#### RECORDED INFORMATION ####

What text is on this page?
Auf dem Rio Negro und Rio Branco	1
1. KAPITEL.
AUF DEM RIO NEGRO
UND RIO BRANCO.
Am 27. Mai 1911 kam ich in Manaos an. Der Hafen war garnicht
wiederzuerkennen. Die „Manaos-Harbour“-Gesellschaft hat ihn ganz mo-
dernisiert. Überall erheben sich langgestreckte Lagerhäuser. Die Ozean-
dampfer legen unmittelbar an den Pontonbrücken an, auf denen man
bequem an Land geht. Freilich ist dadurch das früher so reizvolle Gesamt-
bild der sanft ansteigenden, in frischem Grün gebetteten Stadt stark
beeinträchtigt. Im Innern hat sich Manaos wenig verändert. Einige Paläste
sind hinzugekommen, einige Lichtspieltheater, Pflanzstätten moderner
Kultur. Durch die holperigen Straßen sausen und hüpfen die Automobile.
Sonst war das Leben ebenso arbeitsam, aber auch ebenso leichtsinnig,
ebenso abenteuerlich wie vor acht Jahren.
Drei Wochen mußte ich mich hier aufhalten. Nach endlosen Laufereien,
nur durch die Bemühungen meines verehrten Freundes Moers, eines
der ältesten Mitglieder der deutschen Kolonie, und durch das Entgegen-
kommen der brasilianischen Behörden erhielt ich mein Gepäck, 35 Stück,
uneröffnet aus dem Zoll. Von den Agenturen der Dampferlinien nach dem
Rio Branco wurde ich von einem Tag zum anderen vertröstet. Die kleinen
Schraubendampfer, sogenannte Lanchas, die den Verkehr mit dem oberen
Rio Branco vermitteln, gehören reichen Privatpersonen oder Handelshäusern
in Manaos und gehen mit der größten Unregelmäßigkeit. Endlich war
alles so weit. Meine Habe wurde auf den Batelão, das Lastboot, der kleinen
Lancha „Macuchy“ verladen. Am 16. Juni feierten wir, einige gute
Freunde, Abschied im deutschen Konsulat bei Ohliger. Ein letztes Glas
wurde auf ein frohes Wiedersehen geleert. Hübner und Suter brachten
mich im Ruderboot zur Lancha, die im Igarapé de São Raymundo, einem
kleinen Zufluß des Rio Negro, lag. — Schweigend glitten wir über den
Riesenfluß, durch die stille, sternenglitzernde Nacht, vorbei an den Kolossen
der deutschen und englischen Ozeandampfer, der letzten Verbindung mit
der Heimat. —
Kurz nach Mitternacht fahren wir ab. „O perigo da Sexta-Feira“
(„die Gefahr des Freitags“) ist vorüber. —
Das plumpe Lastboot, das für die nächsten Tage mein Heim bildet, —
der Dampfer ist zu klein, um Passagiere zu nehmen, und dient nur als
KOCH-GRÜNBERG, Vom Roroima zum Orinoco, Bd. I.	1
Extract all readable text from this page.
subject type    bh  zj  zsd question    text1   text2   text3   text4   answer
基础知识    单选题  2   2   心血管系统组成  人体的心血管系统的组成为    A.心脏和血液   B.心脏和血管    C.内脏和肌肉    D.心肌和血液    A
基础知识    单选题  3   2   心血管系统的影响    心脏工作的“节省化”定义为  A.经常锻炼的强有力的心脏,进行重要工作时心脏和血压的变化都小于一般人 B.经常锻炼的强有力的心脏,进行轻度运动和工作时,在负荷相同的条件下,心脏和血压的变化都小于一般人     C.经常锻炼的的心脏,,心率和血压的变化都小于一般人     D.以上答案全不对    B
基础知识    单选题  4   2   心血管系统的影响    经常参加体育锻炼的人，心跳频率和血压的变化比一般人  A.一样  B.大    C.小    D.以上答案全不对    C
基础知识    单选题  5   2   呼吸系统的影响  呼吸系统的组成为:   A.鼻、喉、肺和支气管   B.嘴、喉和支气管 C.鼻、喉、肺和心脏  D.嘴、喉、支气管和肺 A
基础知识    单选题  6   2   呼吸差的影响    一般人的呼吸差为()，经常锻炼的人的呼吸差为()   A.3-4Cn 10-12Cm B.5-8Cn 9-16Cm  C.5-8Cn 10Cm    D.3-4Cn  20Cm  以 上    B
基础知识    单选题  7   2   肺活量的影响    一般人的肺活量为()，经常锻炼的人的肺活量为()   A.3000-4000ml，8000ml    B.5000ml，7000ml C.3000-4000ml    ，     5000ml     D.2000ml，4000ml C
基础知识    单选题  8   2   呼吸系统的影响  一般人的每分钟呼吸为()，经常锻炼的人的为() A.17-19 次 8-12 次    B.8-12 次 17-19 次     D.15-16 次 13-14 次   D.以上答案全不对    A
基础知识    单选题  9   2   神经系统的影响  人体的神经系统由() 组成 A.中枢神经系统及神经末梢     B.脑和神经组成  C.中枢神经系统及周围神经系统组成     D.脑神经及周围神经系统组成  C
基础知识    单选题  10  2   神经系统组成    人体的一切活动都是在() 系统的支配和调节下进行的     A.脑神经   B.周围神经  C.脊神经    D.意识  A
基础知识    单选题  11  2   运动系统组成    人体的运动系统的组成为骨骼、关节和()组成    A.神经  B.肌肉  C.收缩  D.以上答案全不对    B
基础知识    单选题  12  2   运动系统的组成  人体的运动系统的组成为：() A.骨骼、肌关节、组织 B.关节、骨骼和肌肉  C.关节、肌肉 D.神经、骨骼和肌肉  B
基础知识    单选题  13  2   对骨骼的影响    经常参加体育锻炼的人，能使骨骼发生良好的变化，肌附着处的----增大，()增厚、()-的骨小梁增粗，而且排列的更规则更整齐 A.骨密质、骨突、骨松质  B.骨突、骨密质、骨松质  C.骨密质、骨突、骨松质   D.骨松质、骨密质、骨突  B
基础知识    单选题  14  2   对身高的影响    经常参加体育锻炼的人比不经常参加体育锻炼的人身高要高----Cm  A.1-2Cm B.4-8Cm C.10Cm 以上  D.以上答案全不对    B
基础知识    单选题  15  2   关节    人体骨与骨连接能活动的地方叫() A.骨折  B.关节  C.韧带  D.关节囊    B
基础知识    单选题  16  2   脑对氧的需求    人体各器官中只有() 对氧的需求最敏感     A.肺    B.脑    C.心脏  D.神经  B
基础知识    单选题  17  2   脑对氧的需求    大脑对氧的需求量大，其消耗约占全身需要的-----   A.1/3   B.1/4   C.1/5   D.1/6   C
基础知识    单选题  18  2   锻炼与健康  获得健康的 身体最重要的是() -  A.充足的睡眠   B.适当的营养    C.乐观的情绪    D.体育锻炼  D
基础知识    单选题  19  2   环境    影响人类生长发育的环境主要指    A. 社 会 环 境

####

* [PROBLEM STATEMENT]:
Looking at the records above, report how many lines contain the word "sich". Answer with the number only.

* [RESULT FOR THIS EXERCISE]:
2